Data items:
::::

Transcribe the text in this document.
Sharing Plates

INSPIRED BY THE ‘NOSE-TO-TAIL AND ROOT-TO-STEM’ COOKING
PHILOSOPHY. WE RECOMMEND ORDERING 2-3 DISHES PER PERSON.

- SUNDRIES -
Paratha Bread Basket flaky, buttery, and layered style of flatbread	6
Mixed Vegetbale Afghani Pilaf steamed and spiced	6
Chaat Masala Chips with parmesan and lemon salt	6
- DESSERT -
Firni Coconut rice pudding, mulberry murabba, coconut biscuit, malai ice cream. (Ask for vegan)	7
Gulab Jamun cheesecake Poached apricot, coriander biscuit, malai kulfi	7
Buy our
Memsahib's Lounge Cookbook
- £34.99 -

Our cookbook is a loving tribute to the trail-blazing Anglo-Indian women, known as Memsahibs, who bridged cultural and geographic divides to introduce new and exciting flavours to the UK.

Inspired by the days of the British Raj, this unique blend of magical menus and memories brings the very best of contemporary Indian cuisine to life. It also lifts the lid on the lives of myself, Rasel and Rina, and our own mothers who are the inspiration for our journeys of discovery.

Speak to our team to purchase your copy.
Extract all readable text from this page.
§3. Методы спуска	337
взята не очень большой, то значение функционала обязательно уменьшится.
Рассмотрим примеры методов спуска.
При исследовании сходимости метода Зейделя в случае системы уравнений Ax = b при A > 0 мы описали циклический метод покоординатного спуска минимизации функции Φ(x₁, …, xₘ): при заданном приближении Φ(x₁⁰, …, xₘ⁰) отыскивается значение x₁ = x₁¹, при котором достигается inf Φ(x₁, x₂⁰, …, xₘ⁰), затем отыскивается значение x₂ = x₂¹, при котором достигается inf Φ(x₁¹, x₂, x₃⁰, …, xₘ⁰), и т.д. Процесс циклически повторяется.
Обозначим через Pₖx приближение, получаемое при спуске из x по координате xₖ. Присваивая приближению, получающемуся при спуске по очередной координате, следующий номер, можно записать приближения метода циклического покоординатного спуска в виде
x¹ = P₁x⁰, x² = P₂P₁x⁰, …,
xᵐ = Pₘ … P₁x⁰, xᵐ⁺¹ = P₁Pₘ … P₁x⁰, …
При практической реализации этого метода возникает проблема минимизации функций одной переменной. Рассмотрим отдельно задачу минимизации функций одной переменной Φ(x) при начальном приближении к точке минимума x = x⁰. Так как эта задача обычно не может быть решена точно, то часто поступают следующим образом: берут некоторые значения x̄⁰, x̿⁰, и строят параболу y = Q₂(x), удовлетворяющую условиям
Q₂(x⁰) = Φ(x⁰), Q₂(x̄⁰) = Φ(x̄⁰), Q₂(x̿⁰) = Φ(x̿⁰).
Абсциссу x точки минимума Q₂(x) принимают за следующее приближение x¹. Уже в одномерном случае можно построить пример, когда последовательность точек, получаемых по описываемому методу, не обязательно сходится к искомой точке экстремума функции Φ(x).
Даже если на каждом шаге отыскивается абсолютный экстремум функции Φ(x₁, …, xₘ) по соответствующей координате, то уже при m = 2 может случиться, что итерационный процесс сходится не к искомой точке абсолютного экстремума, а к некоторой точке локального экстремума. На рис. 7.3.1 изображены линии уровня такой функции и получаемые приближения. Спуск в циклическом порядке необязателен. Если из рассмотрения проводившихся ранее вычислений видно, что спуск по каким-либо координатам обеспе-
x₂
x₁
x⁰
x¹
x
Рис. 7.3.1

::::

Copy, from the material above, each line in which the string "может" occurs.

При практической реализации этого метода возникает проблема минимизации функций одной переменной. Рассмотрим отдельно задачу минимизации функций одной переменной Φ(x) при начальном приближении к точке минимума x = x⁰. Так как эта задача обычно не может быть решена точно, то часто поступают следующим образом: берут некоторые значения x̄⁰, x̿⁰, и строят параболу y = Q₂(x), удовлетворяющую условиям
Даже если на каждом шаге отыскивается абсолютный экстремум функции Φ(x₁, …, xₘ) по соответствующей координате, то уже при m = 2 может случиться, что итерационный процесс сходится не к искомой точке абсолютного экстремума, а к некоторой точке локального экстремума. На рис. 7.3.1 изображены линии уровня такой функции и получаемые приближения. Спуск в циклическом порядке необязателен. Если из рассмотрения проводившихся ранее вычислений видно, что спуск по каким-либо координатам обеспе-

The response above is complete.